Doch wenn du dich bescheiden an sie wendest
Und einfach sprichst, erfährst du, daß du störst.
Und einsam klingt der Satz, den du vollendest.
Weil du doch nimmer ihnen angehörst.

(Joachim Ringelnatz, Die Überholten, aus: Gedichte dreier Jahre, 1932, Online-Quelle)

Lebhafte Winterstraße

Es gehen Menschen vor mir hin
Und gehen mir vorbei, und keiner
Davon ist so, wie ich es bin.
Es blickt ein jedes so nach seiner
Gegebenen Art in seine Welt.

Wer hat die Menschen so entstellt??

Ich sehe sie getrieben treiben.
Warum sie wohl nie stehenbleiben,
Zu sehen, was nach ihnen sieht?
Warum der Mensch vorm Menschen flieht?

**ERFASSTE DATENSÄTZE:**

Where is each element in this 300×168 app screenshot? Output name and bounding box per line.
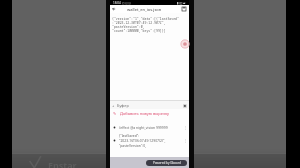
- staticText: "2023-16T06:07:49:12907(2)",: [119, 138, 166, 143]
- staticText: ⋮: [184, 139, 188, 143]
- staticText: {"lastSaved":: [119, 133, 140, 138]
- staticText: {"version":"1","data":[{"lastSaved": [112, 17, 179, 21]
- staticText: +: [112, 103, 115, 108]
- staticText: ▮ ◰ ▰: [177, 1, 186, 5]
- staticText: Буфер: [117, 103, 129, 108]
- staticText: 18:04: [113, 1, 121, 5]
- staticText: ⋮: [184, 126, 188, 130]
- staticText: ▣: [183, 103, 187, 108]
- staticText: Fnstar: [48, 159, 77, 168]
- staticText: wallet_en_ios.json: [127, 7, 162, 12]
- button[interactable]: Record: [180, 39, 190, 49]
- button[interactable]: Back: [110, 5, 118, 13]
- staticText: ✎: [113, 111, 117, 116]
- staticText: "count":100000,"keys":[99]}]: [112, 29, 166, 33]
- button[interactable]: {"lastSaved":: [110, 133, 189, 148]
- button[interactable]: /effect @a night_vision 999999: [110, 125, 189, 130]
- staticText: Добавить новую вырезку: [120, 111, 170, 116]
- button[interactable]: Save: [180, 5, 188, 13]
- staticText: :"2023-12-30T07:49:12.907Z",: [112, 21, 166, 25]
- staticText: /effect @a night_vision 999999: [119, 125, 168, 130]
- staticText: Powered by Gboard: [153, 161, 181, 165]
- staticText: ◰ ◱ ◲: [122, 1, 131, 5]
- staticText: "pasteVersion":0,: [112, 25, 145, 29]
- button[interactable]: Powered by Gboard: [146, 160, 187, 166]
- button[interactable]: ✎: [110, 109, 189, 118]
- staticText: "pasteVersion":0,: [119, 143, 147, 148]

**AUFGABENZIEL:** Schreibe aus dem Textauszug die Stelle von „Weil du doch“ bis einschließlich „ich es bin.“ wortgetreu ab.

**LÖSUNG DER AUFGABE:**
Weil du doch nimmer ihnen angehörst.

(Joachim Ringelnatz, Die Überholten, aus: Gedichte dreier Jahre, 1932, Online-Quelle)

Lebhafte Winterstraße

Es gehen Menschen vor mir hin
Und gehen mir vorbei, und keiner
Davon ist so, wie ich es bin.